Update the data from its first line through the line containing "edge-fragment bbox=[1578, 383, 1663, 404]", inclusive, by changing "visible" to "shown" and leaving everything else the same. Give back only those lines.

-- START Records for the task --

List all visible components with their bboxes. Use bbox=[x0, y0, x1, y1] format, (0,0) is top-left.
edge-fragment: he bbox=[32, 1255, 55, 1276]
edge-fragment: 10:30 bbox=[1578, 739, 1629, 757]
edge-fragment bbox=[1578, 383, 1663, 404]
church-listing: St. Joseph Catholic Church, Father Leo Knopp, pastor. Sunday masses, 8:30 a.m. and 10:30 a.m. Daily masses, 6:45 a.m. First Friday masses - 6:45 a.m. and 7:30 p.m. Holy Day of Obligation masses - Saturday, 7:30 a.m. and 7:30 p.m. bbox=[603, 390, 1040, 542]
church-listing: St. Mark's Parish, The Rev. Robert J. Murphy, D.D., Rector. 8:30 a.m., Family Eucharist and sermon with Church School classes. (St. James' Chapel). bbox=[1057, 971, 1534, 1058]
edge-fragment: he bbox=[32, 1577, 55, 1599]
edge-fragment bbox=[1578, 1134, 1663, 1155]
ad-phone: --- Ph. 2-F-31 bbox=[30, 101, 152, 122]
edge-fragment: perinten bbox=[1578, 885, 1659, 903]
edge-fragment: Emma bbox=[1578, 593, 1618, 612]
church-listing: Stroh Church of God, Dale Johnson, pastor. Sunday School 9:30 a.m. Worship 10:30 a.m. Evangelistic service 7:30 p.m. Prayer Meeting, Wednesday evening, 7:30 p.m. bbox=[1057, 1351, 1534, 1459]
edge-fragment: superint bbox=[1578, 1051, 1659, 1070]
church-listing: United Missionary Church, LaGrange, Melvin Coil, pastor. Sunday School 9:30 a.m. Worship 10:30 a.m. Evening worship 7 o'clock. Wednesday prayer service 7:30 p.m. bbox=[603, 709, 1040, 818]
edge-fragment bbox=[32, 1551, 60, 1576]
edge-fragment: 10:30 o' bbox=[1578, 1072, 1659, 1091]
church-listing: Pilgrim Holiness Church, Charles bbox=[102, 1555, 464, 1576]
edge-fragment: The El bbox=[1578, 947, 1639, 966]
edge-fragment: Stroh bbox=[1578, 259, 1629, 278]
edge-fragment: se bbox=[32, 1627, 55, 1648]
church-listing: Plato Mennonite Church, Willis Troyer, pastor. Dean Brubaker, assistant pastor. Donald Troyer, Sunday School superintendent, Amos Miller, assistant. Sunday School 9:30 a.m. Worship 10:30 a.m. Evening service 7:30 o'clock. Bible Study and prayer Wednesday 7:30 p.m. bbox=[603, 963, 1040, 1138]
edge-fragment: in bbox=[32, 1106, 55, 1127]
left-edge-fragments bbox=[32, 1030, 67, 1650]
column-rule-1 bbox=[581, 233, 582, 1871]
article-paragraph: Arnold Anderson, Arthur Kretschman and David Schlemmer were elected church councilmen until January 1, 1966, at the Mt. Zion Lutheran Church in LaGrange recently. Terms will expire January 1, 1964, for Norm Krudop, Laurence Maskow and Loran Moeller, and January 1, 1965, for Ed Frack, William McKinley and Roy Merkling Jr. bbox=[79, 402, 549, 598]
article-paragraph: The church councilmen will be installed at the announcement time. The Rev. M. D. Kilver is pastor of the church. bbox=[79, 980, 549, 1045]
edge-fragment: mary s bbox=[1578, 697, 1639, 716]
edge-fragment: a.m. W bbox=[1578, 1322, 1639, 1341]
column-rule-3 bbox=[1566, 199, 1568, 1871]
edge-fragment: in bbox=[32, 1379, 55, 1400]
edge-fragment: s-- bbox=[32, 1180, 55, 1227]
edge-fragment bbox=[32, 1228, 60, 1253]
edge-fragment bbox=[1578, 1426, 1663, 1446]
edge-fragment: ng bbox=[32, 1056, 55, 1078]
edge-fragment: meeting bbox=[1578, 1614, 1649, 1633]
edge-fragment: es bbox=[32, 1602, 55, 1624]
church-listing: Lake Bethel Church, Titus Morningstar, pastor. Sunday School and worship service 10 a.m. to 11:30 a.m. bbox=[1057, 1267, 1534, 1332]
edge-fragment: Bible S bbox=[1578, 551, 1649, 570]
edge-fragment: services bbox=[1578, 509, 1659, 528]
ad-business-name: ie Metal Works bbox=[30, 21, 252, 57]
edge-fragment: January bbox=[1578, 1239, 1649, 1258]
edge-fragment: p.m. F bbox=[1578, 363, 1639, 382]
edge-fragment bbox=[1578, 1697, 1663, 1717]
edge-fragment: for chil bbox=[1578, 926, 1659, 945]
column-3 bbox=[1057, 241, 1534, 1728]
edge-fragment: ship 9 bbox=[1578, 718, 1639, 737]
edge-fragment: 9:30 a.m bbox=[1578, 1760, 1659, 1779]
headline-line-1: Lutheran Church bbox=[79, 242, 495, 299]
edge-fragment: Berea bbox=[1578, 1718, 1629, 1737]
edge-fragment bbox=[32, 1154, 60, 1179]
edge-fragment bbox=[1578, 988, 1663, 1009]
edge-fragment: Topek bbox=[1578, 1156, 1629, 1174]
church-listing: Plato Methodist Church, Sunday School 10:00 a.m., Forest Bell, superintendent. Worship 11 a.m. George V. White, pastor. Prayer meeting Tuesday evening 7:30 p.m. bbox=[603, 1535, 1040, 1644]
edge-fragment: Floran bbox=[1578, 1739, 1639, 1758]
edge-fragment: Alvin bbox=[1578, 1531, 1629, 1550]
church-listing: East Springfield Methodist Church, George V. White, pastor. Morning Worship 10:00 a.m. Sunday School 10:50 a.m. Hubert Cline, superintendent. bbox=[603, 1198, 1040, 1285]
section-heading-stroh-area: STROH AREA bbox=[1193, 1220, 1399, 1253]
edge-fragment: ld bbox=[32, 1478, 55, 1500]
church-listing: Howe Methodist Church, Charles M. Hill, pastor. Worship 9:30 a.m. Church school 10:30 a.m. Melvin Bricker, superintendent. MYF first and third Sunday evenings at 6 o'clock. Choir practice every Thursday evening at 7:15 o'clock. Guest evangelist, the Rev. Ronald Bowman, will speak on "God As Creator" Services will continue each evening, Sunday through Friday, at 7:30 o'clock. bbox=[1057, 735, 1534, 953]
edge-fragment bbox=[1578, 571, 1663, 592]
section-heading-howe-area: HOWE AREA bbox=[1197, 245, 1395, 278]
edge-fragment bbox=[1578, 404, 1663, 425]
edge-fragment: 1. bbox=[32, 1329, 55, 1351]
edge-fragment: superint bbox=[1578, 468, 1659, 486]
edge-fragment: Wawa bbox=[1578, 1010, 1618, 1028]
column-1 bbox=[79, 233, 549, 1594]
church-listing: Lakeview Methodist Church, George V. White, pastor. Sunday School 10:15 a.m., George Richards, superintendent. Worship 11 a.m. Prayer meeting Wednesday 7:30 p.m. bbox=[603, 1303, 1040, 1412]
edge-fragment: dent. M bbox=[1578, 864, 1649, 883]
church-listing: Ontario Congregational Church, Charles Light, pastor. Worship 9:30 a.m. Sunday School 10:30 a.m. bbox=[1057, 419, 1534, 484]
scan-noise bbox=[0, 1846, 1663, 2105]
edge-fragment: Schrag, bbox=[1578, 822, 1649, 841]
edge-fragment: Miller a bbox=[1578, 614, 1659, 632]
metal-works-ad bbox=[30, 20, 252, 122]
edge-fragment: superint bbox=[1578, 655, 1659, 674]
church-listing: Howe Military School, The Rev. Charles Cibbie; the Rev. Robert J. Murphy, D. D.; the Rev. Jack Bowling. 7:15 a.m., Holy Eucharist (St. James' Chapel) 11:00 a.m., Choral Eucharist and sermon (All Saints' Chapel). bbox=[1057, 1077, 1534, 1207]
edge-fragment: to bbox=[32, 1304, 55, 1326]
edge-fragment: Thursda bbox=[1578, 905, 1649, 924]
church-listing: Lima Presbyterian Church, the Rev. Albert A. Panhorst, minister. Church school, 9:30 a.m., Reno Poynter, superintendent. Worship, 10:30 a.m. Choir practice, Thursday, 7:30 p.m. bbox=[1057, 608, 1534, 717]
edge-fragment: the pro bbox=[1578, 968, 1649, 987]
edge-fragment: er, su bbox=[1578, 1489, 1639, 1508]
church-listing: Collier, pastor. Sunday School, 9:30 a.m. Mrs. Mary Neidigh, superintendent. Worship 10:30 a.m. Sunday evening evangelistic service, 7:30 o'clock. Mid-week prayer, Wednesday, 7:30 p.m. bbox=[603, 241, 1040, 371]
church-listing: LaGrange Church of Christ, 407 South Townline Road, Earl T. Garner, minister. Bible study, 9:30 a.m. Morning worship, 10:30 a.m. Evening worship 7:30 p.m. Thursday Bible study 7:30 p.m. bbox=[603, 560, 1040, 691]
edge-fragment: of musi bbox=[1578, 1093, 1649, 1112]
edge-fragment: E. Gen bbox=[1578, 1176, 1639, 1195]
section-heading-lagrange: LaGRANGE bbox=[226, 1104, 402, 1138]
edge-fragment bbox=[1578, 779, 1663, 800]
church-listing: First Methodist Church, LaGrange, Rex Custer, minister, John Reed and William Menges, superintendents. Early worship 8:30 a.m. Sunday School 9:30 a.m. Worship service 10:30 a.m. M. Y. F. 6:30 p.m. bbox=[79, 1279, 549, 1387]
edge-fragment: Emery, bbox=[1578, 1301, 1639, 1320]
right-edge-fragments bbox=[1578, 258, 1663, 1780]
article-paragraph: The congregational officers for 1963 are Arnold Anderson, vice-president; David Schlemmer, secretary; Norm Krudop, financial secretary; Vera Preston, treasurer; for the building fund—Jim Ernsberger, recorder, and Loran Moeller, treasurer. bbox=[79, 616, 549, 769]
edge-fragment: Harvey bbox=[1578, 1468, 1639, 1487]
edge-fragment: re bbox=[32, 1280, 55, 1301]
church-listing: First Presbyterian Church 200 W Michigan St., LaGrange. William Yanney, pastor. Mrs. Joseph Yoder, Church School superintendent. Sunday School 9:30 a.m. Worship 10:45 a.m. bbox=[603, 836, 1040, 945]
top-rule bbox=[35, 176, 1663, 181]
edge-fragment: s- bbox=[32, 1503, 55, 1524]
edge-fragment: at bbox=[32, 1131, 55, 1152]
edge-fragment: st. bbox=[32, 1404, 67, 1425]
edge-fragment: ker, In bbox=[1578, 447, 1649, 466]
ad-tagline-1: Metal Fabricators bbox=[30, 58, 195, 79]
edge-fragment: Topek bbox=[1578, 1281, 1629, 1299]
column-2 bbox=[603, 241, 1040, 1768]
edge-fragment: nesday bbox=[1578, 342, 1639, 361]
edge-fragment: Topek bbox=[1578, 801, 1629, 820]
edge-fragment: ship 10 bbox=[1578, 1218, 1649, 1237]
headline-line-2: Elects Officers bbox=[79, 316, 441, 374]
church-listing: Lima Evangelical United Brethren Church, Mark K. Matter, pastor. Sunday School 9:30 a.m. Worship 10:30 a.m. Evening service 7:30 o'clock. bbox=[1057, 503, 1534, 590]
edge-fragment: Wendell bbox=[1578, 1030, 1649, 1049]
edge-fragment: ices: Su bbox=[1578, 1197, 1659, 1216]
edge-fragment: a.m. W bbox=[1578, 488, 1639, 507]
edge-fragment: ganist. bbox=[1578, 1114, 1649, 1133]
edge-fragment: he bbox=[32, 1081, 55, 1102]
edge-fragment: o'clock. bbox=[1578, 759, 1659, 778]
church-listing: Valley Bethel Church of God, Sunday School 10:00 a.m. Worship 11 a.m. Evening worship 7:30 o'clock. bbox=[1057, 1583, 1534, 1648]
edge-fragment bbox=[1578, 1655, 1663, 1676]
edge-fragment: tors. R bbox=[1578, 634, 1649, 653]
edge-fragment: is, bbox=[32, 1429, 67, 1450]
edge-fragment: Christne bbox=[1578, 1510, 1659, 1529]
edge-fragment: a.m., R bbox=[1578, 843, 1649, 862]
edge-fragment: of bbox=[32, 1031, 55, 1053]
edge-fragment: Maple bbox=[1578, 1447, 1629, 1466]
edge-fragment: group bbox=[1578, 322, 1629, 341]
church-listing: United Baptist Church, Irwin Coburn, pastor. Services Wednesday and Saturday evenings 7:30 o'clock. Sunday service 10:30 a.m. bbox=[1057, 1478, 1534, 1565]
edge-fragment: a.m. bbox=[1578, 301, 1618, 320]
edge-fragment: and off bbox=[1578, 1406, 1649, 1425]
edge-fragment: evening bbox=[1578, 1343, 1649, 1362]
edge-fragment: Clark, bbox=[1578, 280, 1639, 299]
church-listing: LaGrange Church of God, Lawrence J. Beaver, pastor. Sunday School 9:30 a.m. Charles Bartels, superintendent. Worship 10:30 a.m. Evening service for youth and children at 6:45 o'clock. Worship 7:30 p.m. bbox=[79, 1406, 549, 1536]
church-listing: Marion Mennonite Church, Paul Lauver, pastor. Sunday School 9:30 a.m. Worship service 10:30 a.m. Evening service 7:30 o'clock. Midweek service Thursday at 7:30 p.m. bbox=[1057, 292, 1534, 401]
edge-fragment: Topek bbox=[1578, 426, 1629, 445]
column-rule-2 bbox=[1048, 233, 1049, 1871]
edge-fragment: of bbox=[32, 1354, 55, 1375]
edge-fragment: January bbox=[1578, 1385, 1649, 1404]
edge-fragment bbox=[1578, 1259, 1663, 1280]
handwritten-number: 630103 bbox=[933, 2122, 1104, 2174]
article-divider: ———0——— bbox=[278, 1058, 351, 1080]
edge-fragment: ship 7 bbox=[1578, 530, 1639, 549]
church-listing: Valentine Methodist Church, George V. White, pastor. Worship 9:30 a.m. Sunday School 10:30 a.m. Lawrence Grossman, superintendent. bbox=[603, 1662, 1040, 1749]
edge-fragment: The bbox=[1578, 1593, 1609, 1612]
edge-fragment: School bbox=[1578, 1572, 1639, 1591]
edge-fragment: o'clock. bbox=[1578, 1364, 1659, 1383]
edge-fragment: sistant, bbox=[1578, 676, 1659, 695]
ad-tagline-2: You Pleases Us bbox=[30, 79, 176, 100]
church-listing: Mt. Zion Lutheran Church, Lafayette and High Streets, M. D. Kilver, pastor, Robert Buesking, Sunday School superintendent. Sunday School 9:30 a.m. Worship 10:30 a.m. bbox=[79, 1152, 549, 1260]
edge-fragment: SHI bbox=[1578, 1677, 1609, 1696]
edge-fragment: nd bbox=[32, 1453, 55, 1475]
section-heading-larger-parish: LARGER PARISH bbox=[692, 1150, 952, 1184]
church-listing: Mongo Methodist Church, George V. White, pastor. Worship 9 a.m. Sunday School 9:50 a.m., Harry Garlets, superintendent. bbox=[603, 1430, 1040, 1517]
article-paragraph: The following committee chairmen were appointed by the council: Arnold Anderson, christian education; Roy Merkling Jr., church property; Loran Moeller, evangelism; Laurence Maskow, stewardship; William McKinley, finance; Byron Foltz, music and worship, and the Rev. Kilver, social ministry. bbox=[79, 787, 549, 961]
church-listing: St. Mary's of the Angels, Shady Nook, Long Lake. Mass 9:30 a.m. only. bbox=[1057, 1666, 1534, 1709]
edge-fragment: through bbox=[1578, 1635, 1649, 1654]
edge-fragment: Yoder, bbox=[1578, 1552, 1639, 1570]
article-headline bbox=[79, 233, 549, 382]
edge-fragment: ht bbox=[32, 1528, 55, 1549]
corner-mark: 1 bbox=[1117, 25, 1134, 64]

-- END Records for the task --

Written solution:
List all shown components with their bboxes. Use bbox=[x0, y0, x1, y1] format, (0,0) is top-left.
edge-fragment: he bbox=[32, 1255, 55, 1276]
edge-fragment: 10:30 bbox=[1578, 739, 1629, 757]
edge-fragment bbox=[1578, 383, 1663, 404]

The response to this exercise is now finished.